◆ **INSTRUCTION**
Gather each line of the records where "musí" appears.

[Recorded data]
## begin

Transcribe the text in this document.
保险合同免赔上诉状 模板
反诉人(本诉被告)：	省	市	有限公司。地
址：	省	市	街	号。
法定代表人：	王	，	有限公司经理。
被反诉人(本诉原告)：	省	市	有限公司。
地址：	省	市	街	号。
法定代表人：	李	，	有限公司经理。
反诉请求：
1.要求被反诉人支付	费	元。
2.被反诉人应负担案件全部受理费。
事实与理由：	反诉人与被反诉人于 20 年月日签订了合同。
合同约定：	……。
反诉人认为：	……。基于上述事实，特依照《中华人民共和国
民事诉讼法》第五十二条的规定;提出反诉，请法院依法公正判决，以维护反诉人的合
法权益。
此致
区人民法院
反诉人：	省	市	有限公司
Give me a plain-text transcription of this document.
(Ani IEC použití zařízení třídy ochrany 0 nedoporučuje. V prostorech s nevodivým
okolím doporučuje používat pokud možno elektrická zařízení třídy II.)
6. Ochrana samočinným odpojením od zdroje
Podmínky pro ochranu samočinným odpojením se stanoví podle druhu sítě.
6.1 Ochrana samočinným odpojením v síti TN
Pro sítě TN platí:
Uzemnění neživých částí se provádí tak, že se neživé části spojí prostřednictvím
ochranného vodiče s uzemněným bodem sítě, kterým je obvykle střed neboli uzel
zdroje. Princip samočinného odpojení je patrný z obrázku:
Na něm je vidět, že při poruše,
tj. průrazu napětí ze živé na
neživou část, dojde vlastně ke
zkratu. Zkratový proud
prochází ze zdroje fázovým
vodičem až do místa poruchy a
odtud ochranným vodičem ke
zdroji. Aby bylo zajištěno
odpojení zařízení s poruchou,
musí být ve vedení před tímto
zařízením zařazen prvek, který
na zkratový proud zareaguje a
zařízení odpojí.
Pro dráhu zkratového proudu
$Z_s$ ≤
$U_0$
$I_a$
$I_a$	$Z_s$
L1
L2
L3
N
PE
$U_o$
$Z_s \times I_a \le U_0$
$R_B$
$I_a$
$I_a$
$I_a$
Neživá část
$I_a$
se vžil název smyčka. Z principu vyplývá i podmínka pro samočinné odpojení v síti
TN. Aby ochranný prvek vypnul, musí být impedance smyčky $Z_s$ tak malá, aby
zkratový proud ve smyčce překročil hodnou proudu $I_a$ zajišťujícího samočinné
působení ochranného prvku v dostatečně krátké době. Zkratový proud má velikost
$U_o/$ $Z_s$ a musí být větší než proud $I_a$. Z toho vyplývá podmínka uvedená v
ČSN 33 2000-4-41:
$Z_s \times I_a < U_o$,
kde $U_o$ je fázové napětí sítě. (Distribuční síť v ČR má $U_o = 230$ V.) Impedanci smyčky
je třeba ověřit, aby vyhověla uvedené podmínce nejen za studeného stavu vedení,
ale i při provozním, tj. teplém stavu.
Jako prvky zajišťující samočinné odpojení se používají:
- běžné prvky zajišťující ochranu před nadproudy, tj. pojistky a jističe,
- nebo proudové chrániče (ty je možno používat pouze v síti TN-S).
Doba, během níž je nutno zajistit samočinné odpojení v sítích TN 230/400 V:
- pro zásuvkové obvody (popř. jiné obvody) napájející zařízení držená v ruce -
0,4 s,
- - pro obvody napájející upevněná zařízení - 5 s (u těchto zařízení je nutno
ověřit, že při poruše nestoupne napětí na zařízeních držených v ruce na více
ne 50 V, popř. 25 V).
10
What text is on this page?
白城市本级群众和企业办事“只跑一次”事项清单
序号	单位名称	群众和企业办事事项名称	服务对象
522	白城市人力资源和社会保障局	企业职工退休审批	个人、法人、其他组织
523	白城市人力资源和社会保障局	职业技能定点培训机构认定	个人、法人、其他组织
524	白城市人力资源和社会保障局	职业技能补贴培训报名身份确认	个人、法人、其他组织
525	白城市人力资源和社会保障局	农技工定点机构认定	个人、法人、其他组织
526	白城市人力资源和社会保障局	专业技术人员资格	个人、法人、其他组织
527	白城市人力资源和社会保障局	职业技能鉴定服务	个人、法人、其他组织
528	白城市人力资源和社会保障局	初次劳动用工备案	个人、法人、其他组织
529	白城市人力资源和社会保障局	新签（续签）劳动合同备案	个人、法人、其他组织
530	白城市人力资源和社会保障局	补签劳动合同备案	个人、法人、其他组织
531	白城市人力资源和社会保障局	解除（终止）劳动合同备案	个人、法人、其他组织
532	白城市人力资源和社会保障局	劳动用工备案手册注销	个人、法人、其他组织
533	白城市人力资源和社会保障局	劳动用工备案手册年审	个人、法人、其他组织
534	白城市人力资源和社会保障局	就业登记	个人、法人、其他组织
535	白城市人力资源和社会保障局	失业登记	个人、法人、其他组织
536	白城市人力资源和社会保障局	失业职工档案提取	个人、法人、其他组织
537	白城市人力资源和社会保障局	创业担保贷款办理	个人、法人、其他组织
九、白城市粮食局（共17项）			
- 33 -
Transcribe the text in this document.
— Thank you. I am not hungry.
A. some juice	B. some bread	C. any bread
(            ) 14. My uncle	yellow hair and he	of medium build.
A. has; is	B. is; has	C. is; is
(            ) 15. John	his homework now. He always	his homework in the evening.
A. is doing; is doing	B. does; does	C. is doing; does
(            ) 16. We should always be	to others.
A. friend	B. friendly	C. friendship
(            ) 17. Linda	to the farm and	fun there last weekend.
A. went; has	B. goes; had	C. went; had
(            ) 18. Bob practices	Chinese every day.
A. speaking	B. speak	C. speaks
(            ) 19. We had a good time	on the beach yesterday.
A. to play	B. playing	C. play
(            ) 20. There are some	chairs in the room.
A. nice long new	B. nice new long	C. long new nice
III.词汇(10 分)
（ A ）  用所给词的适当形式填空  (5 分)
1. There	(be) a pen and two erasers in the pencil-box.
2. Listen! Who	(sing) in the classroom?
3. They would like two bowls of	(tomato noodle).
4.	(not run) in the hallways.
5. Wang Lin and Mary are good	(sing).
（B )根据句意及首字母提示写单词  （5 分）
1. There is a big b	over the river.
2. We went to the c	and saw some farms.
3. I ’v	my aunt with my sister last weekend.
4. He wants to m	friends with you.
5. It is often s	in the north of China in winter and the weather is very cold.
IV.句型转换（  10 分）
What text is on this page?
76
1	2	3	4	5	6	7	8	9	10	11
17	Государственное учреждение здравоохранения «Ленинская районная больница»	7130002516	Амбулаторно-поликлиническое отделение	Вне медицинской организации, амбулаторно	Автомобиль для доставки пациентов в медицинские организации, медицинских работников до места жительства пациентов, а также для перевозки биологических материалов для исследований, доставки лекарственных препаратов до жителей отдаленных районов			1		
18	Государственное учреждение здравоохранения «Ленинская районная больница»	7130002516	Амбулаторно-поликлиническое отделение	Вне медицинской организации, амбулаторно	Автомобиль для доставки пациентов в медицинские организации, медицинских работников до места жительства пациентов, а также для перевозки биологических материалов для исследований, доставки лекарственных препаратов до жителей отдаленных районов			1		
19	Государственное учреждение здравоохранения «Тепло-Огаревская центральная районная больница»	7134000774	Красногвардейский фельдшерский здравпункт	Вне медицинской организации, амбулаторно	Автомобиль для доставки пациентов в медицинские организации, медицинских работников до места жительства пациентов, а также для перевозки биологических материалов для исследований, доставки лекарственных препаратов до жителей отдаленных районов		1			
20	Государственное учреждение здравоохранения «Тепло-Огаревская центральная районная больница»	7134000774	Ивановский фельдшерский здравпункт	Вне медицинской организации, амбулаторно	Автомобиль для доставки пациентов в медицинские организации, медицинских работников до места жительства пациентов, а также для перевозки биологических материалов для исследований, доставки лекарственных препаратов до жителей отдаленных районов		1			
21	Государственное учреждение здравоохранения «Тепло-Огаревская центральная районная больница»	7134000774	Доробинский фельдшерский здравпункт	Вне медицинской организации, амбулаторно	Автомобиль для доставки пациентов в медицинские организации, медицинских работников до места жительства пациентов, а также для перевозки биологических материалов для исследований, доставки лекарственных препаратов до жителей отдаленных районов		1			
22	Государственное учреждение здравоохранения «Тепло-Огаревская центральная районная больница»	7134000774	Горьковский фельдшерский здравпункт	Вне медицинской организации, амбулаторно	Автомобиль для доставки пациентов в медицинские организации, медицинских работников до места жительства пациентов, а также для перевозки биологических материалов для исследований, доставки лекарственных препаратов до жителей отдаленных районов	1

## end

◆ **SOLUTION TO THE EXERCISE**
musí být ve vedení před tímto
TN. Aby ochranný prvek vypnul, musí být impedance smyčky $Z_s$ tak malá, aby
$U_o/$ $Z_s$ a musí být větší než proud $I_a$. Z toho vyplývá podmínka uvedená v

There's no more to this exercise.